**Aim of the task:** Wherever the word "здесь" appears in the entries, copy the whole line.

(Stored records)
****************
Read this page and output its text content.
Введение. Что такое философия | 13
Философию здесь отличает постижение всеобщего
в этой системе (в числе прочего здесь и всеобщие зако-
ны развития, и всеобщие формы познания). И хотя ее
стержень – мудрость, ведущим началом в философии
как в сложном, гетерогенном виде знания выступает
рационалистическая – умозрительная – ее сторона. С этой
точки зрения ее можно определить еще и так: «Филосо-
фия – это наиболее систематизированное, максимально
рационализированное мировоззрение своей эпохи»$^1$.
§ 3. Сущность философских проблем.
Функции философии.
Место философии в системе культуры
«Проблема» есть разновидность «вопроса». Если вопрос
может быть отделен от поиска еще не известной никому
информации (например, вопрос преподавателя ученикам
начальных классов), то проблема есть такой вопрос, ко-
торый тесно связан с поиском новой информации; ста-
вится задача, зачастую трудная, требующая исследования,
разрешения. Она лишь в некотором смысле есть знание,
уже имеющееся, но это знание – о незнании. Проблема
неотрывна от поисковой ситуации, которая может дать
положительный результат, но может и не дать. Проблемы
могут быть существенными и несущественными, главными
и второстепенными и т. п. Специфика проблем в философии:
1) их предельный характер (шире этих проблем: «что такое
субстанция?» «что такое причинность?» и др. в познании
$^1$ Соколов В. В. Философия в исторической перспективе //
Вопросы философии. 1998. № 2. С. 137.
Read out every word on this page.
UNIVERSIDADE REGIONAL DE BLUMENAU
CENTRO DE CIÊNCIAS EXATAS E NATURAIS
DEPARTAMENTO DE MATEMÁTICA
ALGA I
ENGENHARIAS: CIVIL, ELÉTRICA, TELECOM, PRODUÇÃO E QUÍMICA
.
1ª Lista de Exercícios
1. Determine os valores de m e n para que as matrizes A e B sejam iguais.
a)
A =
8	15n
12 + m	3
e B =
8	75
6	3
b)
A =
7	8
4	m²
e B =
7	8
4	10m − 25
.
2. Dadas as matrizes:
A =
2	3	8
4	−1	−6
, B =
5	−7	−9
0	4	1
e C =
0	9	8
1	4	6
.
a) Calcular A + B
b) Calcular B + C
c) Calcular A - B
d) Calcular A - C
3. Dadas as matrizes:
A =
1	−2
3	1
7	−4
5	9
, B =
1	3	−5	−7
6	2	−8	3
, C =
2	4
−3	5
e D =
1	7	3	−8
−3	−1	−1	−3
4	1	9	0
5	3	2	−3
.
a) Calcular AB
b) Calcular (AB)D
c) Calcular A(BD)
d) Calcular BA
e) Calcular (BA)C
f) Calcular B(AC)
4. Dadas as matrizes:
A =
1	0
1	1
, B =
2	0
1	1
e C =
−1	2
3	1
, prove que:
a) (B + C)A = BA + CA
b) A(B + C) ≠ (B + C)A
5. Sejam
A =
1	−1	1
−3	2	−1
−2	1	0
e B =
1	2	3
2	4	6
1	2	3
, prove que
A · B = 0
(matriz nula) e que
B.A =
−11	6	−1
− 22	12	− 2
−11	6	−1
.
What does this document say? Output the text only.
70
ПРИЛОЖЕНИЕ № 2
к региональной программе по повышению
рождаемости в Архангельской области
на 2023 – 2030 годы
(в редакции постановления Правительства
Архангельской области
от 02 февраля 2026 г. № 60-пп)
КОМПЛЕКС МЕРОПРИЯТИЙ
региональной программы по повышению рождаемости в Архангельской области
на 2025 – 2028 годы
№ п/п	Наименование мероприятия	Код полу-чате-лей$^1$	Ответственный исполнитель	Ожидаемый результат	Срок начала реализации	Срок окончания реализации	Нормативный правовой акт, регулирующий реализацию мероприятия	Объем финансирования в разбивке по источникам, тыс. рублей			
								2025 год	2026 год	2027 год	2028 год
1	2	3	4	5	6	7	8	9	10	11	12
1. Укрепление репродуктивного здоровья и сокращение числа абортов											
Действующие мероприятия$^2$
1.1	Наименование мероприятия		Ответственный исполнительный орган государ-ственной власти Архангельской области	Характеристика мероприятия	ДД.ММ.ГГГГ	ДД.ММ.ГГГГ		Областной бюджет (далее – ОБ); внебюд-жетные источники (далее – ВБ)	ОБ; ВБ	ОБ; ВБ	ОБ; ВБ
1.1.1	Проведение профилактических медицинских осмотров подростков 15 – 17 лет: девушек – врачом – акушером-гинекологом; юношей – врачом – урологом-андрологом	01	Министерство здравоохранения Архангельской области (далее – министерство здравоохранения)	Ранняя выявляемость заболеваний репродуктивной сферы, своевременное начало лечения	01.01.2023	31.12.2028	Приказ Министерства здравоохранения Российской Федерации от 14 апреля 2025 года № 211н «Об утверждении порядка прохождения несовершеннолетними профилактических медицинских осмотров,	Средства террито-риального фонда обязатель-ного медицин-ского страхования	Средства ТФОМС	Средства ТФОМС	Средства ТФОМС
****************
**Worked solution:**
Философию здесь отличает постижение всеобщего
в этой системе (в числе прочего здесь и всеобщие зако-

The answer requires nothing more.